── PAGE EXTRACT ──

Vayetze: Talking the Talk and Walking the Walk

Submitted by on November 27, 2011 – 4:40 amNo Comment | 2,999 views

Is Talking Enough?

We live in a world of action. If you want something to be real, you can’t just talk about it, you have to do something about it. Talking about love is not enough. Even if you truly love your words aren’t real until you do something to show it. You can vent your anger all day long, but no one will take you seriously until you act on it. It is only when you do something about your feelings that people take you seriously.

When you think about it the opposite should be true. Speech is the most potent medium of expression because it allows us to describe precisely what feel. When you talk the listener knows precisely who is talking and what you are trying to convey. The listener realizes that he or she is being made privy to a highly personal and private matter.

By contrast, actions are entirely impersonal. They have no descriptive powers and cannot convey what we feel or how. You can bring flowers or a gift, but no one can know if you’re driven by love or an ulterior motive. You can build a monument or write a novel, but once the action is complete no one will know who built or wrote it. Even if they know you built it they might easily remain clueless about what you hoped to convey. By rights, words should be valued more than action.

───

DIRECTIVE 1:
Extract the passage of the Vayetze essay starting at "Is Talking Enough?" and ending at "and private matter.", copying it word for word.
DIRECTIVE 2:
Continue the Vayetze essay, picking up right after its final sentence.
The listing is not needed for any of this work.

── PROVIDED DATA ──

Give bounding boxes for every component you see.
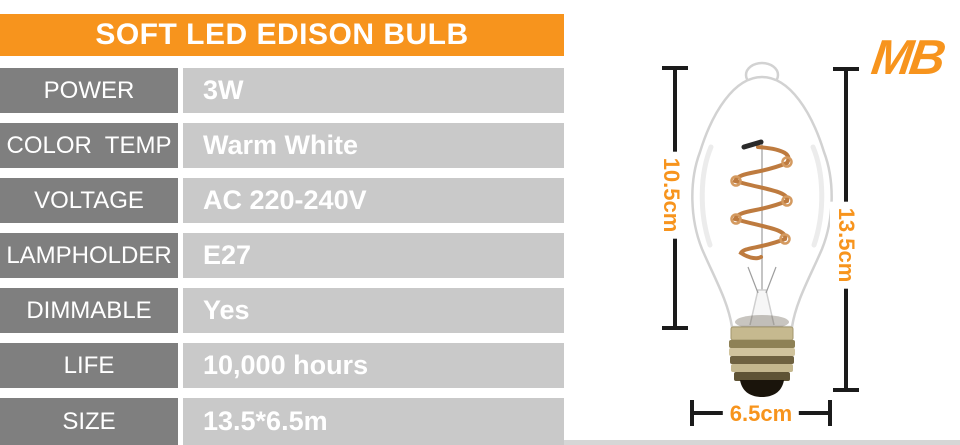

───

OUTPUT 1:
Is Talking Enough?

We live in a world of action. If you want something to be real, you can’t just talk about it, you have to do something about it. Talking about love is not enough. Even if you truly love your words aren’t real until you do something to show it. You can vent your anger all day long, but no one will take you seriously until you act on it. It is only when you do something about your feelings that people take you seriously.

When you think about it the opposite should be true. Speech is the most potent medium of expression because it allows us to describe precisely what feel. When you talk the listener knows precisely who is talking and what you are trying to convey. The listener realizes that he or she is being made privy to a highly personal and private matter.

OUTPUT 2:
Yet in this world people don’t take words seriously. If you want to make your feelings real, you have to express them through action. Action cannot express a feeling, but it can capture it. In our world, it is more important to capture a feeling in tangible terms than to express it in verbal terms. Verbiage is nice, but cheap. Action is what we value here.

This is odd because my beloved can learn far more about me by listening to me than by accepting my gifts. Yet, ours is a tactile world where emphasis is placed more on what we can do than on what we can say. We want people to give us their things far more than we want them to give us their words.

Creation in Word and Deed

When G-d created the world He used both speech and deed. G-d spoke and the world came into being. G-d said let there be light and there was light. On the other hand, the Torah also tells us that G-d made such things as the firmament and the great luminaries.

It is not that G-d spoke certain things into being and made others through action. Everything that G-d made was created first by utterance and a second time though action. This is implied by the verse “G-d saw all that He had done and it was very good” and the verse “These are the chronology of the earth and the skies that G-d created on the day that G-d, the Almighty G-d made the earth and the sky. First G-d created the earth and sky through speech and then He remade them with an action.

The difference between speech and action is that the speaker is always revealed, but the actor’s hand can be concealed from the things he or she acts upon. Had G-d only spoken the world into existence He would have been visible in the world He created. In other words, we would have seen G-d’s presence veritably in our lives.  As it is, G-d created our world through deed and thus concealed His hand. It is possible to live our lives in a world G-d made without once noticing His hand or presence.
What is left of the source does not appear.